Of the lines in the entries, how many hold the word "count"? Give that number alone.

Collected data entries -
****************************************

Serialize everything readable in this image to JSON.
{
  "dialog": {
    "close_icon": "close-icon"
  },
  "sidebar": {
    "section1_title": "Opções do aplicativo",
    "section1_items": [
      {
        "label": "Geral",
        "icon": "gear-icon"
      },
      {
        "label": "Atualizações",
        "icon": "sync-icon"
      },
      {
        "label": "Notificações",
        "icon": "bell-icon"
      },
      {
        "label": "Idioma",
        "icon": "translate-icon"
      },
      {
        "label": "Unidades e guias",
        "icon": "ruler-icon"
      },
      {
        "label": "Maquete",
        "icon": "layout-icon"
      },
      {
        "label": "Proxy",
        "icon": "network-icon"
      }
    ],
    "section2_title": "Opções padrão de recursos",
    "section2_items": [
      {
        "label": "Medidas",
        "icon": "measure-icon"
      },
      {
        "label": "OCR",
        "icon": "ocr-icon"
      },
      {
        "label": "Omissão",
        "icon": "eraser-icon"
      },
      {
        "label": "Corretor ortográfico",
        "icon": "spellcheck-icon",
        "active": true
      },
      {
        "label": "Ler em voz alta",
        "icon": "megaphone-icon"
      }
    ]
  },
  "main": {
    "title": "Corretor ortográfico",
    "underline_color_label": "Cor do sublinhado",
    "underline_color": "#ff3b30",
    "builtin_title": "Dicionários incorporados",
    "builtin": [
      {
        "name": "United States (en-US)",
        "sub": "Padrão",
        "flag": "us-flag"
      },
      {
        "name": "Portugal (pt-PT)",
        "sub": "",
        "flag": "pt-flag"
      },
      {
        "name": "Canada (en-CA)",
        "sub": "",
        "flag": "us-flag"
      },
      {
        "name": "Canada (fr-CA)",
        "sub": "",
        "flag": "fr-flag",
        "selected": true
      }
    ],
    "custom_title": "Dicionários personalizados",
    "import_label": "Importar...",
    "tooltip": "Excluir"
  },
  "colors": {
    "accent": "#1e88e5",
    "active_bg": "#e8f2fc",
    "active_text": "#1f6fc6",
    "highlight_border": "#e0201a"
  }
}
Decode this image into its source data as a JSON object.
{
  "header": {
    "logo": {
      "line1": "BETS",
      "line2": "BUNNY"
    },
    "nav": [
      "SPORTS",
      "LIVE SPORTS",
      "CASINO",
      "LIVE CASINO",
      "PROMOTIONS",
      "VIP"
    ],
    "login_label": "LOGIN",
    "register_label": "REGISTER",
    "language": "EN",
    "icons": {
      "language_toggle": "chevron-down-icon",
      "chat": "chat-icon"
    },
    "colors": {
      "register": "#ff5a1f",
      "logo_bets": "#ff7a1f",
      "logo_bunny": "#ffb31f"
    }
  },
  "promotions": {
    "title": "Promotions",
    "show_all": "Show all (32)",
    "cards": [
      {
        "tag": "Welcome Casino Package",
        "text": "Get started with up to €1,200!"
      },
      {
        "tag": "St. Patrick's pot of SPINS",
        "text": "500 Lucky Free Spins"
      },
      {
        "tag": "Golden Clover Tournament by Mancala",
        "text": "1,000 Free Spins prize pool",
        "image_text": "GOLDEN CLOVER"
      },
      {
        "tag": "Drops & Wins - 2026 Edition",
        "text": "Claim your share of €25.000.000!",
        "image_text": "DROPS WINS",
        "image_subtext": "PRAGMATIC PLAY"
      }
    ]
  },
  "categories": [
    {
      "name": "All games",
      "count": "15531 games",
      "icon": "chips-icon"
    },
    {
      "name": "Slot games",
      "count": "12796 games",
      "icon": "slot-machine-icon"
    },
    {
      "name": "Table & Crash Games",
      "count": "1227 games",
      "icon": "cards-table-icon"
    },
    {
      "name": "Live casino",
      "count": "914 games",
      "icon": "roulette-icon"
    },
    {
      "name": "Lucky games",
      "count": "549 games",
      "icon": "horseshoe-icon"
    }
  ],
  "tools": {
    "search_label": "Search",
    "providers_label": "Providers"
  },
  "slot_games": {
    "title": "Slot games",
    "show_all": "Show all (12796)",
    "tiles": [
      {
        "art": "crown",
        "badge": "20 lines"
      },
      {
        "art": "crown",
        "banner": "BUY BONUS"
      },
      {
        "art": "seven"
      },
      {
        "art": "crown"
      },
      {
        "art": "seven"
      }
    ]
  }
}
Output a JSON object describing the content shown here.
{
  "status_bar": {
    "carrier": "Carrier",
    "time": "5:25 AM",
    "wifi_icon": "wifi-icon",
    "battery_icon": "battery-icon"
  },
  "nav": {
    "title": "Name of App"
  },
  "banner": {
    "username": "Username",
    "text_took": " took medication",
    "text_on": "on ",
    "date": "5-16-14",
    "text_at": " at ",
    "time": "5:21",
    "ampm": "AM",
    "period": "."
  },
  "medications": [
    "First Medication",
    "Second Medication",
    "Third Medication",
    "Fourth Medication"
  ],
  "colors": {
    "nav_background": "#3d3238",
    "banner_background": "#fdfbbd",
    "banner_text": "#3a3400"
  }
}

****************************************

The solution -
5